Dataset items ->

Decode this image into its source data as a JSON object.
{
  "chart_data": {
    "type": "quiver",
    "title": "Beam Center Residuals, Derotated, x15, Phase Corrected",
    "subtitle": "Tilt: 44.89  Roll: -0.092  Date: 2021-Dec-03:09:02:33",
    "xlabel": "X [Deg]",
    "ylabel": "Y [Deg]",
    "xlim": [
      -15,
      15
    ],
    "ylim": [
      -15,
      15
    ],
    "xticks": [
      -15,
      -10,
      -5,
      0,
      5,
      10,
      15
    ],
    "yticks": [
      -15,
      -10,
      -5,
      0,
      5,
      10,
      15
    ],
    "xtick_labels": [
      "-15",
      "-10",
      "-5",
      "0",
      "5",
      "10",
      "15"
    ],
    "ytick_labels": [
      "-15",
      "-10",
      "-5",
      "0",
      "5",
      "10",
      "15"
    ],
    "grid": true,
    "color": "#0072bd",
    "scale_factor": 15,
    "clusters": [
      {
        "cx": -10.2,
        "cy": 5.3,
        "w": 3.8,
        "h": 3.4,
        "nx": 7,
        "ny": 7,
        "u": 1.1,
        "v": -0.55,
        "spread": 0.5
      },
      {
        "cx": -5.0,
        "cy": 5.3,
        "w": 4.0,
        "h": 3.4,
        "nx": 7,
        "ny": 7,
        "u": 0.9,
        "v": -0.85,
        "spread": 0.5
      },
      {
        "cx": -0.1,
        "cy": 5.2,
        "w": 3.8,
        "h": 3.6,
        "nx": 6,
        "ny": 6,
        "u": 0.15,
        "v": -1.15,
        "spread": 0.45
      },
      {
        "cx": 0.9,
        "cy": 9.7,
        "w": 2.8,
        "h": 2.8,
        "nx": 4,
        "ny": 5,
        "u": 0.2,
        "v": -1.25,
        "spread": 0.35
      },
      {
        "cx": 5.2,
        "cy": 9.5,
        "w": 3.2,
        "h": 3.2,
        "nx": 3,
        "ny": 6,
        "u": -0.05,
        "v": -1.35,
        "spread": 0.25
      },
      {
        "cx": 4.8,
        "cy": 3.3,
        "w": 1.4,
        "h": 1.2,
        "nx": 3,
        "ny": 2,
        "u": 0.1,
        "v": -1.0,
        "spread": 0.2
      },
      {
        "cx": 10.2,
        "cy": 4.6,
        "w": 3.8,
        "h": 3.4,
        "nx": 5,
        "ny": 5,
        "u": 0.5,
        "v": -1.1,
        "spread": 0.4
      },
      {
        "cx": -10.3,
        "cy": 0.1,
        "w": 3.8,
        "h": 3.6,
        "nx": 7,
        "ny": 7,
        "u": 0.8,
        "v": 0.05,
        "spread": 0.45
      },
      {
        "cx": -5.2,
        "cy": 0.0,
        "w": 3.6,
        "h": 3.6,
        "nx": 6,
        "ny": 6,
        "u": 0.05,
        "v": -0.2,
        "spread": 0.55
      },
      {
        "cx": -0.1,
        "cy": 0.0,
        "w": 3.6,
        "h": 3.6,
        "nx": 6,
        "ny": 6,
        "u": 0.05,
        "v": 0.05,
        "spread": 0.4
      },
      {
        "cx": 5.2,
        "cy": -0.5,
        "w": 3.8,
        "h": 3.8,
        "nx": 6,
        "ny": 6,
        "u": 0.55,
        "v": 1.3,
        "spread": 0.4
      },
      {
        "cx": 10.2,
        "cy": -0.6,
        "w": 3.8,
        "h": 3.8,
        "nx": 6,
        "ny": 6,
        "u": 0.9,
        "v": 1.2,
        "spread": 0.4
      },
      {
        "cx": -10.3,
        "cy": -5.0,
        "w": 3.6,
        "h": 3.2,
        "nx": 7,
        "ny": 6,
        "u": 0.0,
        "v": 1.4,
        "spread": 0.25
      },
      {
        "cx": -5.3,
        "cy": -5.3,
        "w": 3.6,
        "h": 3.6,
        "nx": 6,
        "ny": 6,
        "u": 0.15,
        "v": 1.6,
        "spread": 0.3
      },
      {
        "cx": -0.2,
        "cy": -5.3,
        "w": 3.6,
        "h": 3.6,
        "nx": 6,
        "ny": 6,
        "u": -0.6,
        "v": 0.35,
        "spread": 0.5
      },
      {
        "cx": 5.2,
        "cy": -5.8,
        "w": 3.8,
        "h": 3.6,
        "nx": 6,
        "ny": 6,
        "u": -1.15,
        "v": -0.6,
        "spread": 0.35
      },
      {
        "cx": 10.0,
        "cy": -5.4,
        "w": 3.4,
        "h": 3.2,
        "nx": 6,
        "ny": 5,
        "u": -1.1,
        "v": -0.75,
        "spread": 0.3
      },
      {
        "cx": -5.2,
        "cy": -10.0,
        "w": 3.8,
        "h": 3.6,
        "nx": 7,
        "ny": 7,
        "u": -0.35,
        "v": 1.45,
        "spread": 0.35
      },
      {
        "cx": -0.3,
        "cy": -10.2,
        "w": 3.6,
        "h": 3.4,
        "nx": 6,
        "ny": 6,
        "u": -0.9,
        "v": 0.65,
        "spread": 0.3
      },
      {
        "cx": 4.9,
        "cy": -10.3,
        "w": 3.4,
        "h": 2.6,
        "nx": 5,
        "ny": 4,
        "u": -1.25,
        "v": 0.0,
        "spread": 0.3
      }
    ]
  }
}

EXERCISE DETAILS -> From the listing above, extract all records word for word.

OUTPUT FOR THIS EXERCISE ->
Decode this image into its source data as a JSON object.
{
  "chart_data": {
    "type": "quiver",
    "title": "Beam Center Residuals, Derotated, x15, Phase Corrected",
    "subtitle": "Tilt: 44.89  Roll: -0.092  Date: 2021-Dec-03:09:02:33",
    "xlabel": "X [Deg]",
    "ylabel": "Y [Deg]",
    "xlim": [
      -15,
      15
    ],
    "ylim": [
      -15,
      15
    ],
    "xticks": [
      -15,
      -10,
      -5,
      0,
      5,
      10,
      15
    ],
    "yticks": [
      -15,
      -10,
      -5,
      0,
      5,
      10,
      15
    ],
    "xtick_labels": [
      "-15",
      "-10",
      "-5",
      "0",
      "5",
      "10",
      "15"
    ],
    "ytick_labels": [
      "-15",
      "-10",
      "-5",
      "0",
      "5",
      "10",
      "15"
    ],
    "grid": true,
    "color": "#0072bd",
    "scale_factor": 15,
    "clusters": [
      {
        "cx": -10.2,
        "cy": 5.3,
        "w": 3.8,
        "h": 3.4,
        "nx": 7,
        "ny": 7,
        "u": 1.1,
        "v": -0.55,
        "spread": 0.5
      },
      {
        "cx": -5.0,
        "cy": 5.3,
        "w": 4.0,
        "h": 3.4,
        "nx": 7,
        "ny": 7,
        "u": 0.9,
        "v": -0.85,
        "spread": 0.5
      },
      {
        "cx": -0.1,
        "cy": 5.2,
        "w": 3.8,
        "h": 3.6,
        "nx": 6,
        "ny": 6,
        "u": 0.15,
        "v": -1.15,
        "spread": 0.45
      },
      {
        "cx": 0.9,
        "cy": 9.7,
        "w": 2.8,
        "h": 2.8,
        "nx": 4,
        "ny": 5,
        "u": 0.2,
        "v": -1.25,
        "spread": 0.35
      },
      {
        "cx": 5.2,
        "cy": 9.5,
        "w": 3.2,
        "h": 3.2,
        "nx": 3,
        "ny": 6,
        "u": -0.05,
        "v": -1.35,
        "spread": 0.25
      },
      {
        "cx": 4.8,
        "cy": 3.3,
        "w": 1.4,
        "h": 1.2,
        "nx": 3,
        "ny": 2,
        "u": 0.1,
        "v": -1.0,
        "spread": 0.2
      },
      {
        "cx": 10.2,
        "cy": 4.6,
        "w": 3.8,
        "h": 3.4,
        "nx": 5,
        "ny": 5,
        "u": 0.5,
        "v": -1.1,
        "spread": 0.4
      },
      {
        "cx": -10.3,
        "cy": 0.1,
        "w": 3.8,
        "h": 3.6,
        "nx": 7,
        "ny": 7,
        "u": 0.8,
        "v": 0.05,
        "spread": 0.45
      },
      {
        "cx": -5.2,
        "cy": 0.0,
        "w": 3.6,
        "h": 3.6,
        "nx": 6,
        "ny": 6,
        "u": 0.05,
        "v": -0.2,
        "spread": 0.55
      },
      {
        "cx": -0.1,
        "cy": 0.0,
        "w": 3.6,
        "h": 3.6,
        "nx": 6,
        "ny": 6,
        "u": 0.05,
        "v": 0.05,
        "spread": 0.4
      },
      {
        "cx": 5.2,
        "cy": -0.5,
        "w": 3.8,
        "h": 3.8,
        "nx": 6,
        "ny": 6,
        "u": 0.55,
        "v": 1.3,
        "spread": 0.4
      },
      {
        "cx": 10.2,
        "cy": -0.6,
        "w": 3.8,
        "h": 3.8,
        "nx": 6,
        "ny": 6,
        "u": 0.9,
        "v": 1.2,
        "spread": 0.4
      },
      {
        "cx": -10.3,
        "cy": -5.0,
        "w": 3.6,
        "h": 3.2,
        "nx": 7,
        "ny": 6,
        "u": 0.0,
        "v": 1.4,
        "spread": 0.25
      },
      {
        "cx": -5.3,
        "cy": -5.3,
        "w": 3.6,
        "h": 3.6,
        "nx": 6,
        "ny": 6,
        "u": 0.15,
        "v": 1.6,
        "spread": 0.3
      },
      {
        "cx": -0.2,
        "cy": -5.3,
        "w": 3.6,
        "h": 3.6,
        "nx": 6,
        "ny": 6,
        "u": -0.6,
        "v": 0.35,
        "spread": 0.5
      },
      {
        "cx": 5.2,
        "cy": -5.8,
        "w": 3.8,
        "h": 3.6,
        "nx": 6,
        "ny": 6,
        "u": -1.15,
        "v": -0.6,
        "spread": 0.35
      },
      {
        "cx": 10.0,
        "cy": -5.4,
        "w": 3.4,
        "h": 3.2,
        "nx": 6,
        "ny": 5,
        "u": -1.1,
        "v": -0.75,
        "spread": 0.3
      },
      {
        "cx": -5.2,
        "cy": -10.0,
        "w": 3.8,
        "h": 3.6,
        "nx": 7,
        "ny": 7,
        "u": -0.35,
        "v": 1.45,
        "spread": 0.35
      },
      {
        "cx": -0.3,
        "cy": -10.2,
        "w": 3.6,
        "h": 3.4,
        "nx": 6,
        "ny": 6,
        "u": -0.9,
        "v": 0.65,
        "spread": 0.3
      },
      {
        "cx": 4.9,
        "cy": -10.3,
        "w": 3.4,
        "h": 2.6,
        "nx": 5,
        "ny": 4,
        "u": -1.25,
        "v": 0.0,
        "spread": 0.3
      }
    ]
  }
}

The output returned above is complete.